EXERCISE
Give back the full material, exactly as it reads.

________

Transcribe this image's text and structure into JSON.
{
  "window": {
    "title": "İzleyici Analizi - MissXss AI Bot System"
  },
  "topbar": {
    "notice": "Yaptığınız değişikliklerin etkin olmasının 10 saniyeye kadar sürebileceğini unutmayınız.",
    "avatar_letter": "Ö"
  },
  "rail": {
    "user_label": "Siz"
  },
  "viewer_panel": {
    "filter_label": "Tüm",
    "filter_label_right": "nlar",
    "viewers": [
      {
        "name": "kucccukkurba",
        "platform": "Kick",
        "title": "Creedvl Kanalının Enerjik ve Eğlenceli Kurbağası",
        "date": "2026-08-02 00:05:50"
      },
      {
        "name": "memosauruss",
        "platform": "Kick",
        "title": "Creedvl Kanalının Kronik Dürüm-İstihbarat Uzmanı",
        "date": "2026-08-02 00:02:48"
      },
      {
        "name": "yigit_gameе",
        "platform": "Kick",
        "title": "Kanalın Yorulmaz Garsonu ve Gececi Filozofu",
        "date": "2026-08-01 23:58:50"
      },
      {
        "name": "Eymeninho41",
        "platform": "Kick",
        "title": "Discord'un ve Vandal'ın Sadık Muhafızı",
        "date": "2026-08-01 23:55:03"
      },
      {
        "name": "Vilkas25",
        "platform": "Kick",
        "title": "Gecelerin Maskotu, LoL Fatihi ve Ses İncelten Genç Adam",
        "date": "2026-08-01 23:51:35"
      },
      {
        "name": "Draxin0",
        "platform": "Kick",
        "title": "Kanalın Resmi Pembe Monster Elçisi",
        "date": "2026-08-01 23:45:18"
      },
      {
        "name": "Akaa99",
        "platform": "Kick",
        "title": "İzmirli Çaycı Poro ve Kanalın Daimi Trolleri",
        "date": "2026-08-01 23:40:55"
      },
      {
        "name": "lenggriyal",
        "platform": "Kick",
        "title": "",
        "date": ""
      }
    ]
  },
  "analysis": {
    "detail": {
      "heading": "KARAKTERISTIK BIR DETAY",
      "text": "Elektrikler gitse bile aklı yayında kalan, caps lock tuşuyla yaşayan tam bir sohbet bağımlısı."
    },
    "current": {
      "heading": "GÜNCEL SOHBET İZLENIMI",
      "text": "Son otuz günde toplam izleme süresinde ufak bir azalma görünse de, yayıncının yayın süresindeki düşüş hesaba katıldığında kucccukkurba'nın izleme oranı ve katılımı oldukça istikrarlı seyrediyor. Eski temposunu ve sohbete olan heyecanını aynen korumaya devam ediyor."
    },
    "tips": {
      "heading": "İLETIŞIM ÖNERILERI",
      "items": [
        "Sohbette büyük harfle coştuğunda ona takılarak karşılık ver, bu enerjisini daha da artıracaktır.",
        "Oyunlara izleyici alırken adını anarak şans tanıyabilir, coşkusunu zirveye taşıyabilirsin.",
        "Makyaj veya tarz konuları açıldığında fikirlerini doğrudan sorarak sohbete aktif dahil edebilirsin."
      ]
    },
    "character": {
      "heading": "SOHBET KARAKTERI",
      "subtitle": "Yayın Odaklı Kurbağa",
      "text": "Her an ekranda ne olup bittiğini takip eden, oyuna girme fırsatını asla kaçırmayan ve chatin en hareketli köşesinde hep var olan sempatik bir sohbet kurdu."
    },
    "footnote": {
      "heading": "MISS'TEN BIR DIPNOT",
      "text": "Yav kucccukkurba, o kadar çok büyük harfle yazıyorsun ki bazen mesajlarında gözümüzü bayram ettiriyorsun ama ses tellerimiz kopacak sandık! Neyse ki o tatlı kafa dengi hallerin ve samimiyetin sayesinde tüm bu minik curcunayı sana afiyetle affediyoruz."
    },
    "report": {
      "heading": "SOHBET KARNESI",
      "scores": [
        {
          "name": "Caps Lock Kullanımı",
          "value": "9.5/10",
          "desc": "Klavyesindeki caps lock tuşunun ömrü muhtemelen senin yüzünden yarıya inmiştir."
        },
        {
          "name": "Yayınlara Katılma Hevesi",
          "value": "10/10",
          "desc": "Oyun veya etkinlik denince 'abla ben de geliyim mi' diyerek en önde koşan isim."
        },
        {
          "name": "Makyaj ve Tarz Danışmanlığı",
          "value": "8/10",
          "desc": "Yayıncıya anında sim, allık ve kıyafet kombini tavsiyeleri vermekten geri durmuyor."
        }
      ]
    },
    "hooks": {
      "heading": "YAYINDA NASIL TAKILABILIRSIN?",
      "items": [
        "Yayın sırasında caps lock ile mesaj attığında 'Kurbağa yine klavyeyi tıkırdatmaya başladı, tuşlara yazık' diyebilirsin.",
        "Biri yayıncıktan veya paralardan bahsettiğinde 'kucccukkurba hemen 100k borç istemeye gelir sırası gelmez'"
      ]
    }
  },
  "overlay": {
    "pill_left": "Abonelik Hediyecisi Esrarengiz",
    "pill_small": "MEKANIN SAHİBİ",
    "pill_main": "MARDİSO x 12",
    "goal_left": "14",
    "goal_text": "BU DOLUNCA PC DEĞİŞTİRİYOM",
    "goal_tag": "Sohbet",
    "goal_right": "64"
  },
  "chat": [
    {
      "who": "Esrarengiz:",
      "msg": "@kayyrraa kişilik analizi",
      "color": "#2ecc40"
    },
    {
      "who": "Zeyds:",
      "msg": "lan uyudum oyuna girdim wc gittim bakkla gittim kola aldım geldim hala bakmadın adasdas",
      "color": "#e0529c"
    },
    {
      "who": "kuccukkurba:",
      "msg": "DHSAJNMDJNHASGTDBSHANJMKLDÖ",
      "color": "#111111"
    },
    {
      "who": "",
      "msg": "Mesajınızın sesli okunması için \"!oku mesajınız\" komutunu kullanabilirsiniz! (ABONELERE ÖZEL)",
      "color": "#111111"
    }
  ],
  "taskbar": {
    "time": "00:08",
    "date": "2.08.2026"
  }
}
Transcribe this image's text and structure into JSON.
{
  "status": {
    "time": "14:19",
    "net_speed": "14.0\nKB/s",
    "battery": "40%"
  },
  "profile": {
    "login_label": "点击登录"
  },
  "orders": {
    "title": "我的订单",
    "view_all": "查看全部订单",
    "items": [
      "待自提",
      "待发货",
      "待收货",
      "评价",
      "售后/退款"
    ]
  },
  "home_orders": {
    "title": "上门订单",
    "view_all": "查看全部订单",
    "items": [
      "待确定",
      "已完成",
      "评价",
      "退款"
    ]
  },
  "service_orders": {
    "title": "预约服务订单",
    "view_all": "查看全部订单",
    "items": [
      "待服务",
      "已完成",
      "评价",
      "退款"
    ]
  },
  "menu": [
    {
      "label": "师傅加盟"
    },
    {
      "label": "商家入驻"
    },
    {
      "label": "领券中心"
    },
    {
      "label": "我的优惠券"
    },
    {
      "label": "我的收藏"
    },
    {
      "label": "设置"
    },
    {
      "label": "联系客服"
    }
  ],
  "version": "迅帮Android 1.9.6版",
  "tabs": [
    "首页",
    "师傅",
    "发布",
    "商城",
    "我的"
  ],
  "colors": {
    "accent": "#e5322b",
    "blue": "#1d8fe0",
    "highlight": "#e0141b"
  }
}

________

SOLUTION
Transcribe this image's text and structure into JSON.
{
  "window": {
    "title": "İzleyici Analizi - MissXss AI Bot System"
  },
  "topbar": {
    "notice": "Yaptığınız değişikliklerin etkin olmasının 10 saniyeye kadar sürebileceğini unutmayınız.",
    "avatar_letter": "Ö"
  },
  "rail": {
    "user_label": "Siz"
  },
  "viewer_panel": {
    "filter_label": "Tüm",
    "filter_label_right": "nlar",
    "viewers": [
      {
        "name": "kucccukkurba",
        "platform": "Kick",
        "title": "Creedvl Kanalının Enerjik ve Eğlenceli Kurbağası",
        "date": "2026-08-02 00:05:50"
      },
      {
        "name": "memosauruss",
        "platform": "Kick",
        "title": "Creedvl Kanalının Kronik Dürüm-İstihbarat Uzmanı",
        "date": "2026-08-02 00:02:48"
      },
      {
        "name": "yigit_gameе",
        "platform": "Kick",
        "title": "Kanalın Yorulmaz Garsonu ve Gececi Filozofu",
        "date": "2026-08-01 23:58:50"
      },
      {
        "name": "Eymeninho41",
        "platform": "Kick",
        "title": "Discord'un ve Vandal'ın Sadık Muhafızı",
        "date": "2026-08-01 23:55:03"
      },
      {
        "name": "Vilkas25",
        "platform": "Kick",
        "title": "Gecelerin Maskotu, LoL Fatihi ve Ses İncelten Genç Adam",
        "date": "2026-08-01 23:51:35"
      },
      {
        "name": "Draxin0",
        "platform": "Kick",
        "title": "Kanalın Resmi Pembe Monster Elçisi",
        "date": "2026-08-01 23:45:18"
      },
      {
        "name": "Akaa99",
        "platform": "Kick",
        "title": "İzmirli Çaycı Poro ve Kanalın Daimi Trolleri",
        "date": "2026-08-01 23:40:55"
      },
      {
        "name": "lenggriyal",
        "platform": "Kick",
        "title": "",
        "date": ""
      }
    ]
  },
  "analysis": {
    "detail": {
      "heading": "KARAKTERISTIK BIR DETAY",
      "text": "Elektrikler gitse bile aklı yayında kalan, caps lock tuşuyla yaşayan tam bir sohbet bağımlısı."
    },
    "current": {
      "heading": "GÜNCEL SOHBET İZLENIMI",
      "text": "Son otuz günde toplam izleme süresinde ufak bir azalma görünse de, yayıncının yayın süresindeki düşüş hesaba katıldığında kucccukkurba'nın izleme oranı ve katılımı oldukça istikrarlı seyrediyor. Eski temposunu ve sohbete olan heyecanını aynen korumaya devam ediyor."
    },
    "tips": {
      "heading": "İLETIŞIM ÖNERILERI",
      "items": [
        "Sohbette büyük harfle coştuğunda ona takılarak karşılık ver, bu enerjisini daha da artıracaktır.",
        "Oyunlara izleyici alırken adını anarak şans tanıyabilir, coşkusunu zirveye taşıyabilirsin.",
        "Makyaj veya tarz konuları açıldığında fikirlerini doğrudan sorarak sohbete aktif dahil edebilirsin."
      ]
    },
    "character": {
      "heading": "SOHBET KARAKTERI",
      "subtitle": "Yayın Odaklı Kurbağa",
      "text": "Her an ekranda ne olup bittiğini takip eden, oyuna girme fırsatını asla kaçırmayan ve chatin en hareketli köşesinde hep var olan sempatik bir sohbet kurdu."
    },
    "footnote": {
      "heading": "MISS'TEN BIR DIPNOT",
      "text": "Yav kucccukkurba, o kadar çok büyük harfle yazıyorsun ki bazen mesajlarında gözümüzü bayram ettiriyorsun ama ses tellerimiz kopacak sandık! Neyse ki o tatlı kafa dengi hallerin ve samimiyetin sayesinde tüm bu minik curcunayı sana afiyetle affediyoruz."
    },
    "report": {
      "heading": "SOHBET KARNESI",
      "scores": [
        {
          "name": "Caps Lock Kullanımı",
          "value": "9.5/10",
          "desc": "Klavyesindeki caps lock tuşunun ömrü muhtemelen senin yüzünden yarıya inmiştir."
        },
        {
          "name": "Yayınlara Katılma Hevesi",
          "value": "10/10",
          "desc": "Oyun veya etkinlik denince 'abla ben de geliyim mi' diyerek en önde koşan isim."
        },
        {
          "name": "Makyaj ve Tarz Danışmanlığı",
          "value": "8/10",
          "desc": "Yayıncıya anında sim, allık ve kıyafet kombini tavsiyeleri vermekten geri durmuyor."
        }
      ]
    },
    "hooks": {
      "heading": "YAYINDA NASIL TAKILABILIRSIN?",
      "items": [
        "Yayın sırasında caps lock ile mesaj attığında 'Kurbağa yine klavyeyi tıkırdatmaya başladı, tuşlara yazık' diyebilirsin.",
        "Biri yayıncıktan veya paralardan bahsettiğinde 'kucccukkurba hemen 100k borç istemeye gelir sırası gelmez'"
      ]
    }
  },
  "overlay": {
    "pill_left": "Abonelik Hediyecisi Esrarengiz",
    "pill_small": "MEKANIN SAHİBİ",
    "pill_main": "MARDİSO x 12",
    "goal_left": "14",
    "goal_text": "BU DOLUNCA PC DEĞİŞTİRİYOM",
    "goal_tag": "Sohbet",
    "goal_right": "64"
  },
  "chat": [
    {
      "who": "Esrarengiz:",
      "msg": "@kayyrraa kişilik analizi",
      "color": "#2ecc40"
    },
    {
      "who": "Zeyds:",
      "msg": "lan uyudum oyuna girdim wc gittim bakkla gittim kola aldım geldim hala bakmadın adasdas",
      "color": "#e0529c"
    },
    {
      "who": "kuccukkurba:",
      "msg": "DHSAJNMDJNHASGTDBSHANJMKLDÖ",
      "color": "#111111"
    },
    {
      "who": "",
      "msg": "Mesajınızın sesli okunması için \"!oku mesajınız\" komutunu kullanabilirsiniz! (ABONELERE ÖZEL)",
      "color": "#111111"
    }
  ],
  "taskbar": {
    "time": "00:08",
    "date": "2.08.2026"
  }
}
Transcribe this image's text and structure into JSON.
{
  "status": {
    "time": "14:19",
    "net_speed": "14.0\nKB/s",
    "battery": "40%"
  },
  "profile": {
    "login_label": "点击登录"
  },
  "orders": {
    "title": "我的订单",
    "view_all": "查看全部订单",
    "items": [
      "待自提",
      "待发货",
      "待收货",
      "评价",
      "售后/退款"
    ]
  },
  "home_orders": {
    "title": "上门订单",
    "view_all": "查看全部订单",
    "items": [
      "待确定",
      "已完成",
      "评价",
      "退款"
    ]
  },
  "service_orders": {
    "title": "预约服务订单",
    "view_all": "查看全部订单",
    "items": [
      "待服务",
      "已完成",
      "评价",
      "退款"
    ]
  },
  "menu": [
    {
      "label": "师傅加盟"
    },
    {
      "label": "商家入驻"
    },
    {
      "label": "领券中心"
    },
    {
      "label": "我的优惠券"
    },
    {
      "label": "我的收藏"
    },
    {
      "label": "设置"
    },
    {
      "label": "联系客服"
    }
  ],
  "version": "迅帮Android 1.9.6版",
  "tabs": [
    "首页",
    "师傅",
    "发布",
    "商城",
    "我的"
  ],
  "colors": {
    "accent": "#e5322b",
    "blue": "#1d8fe0",
    "highlight": "#e0141b"
  }
}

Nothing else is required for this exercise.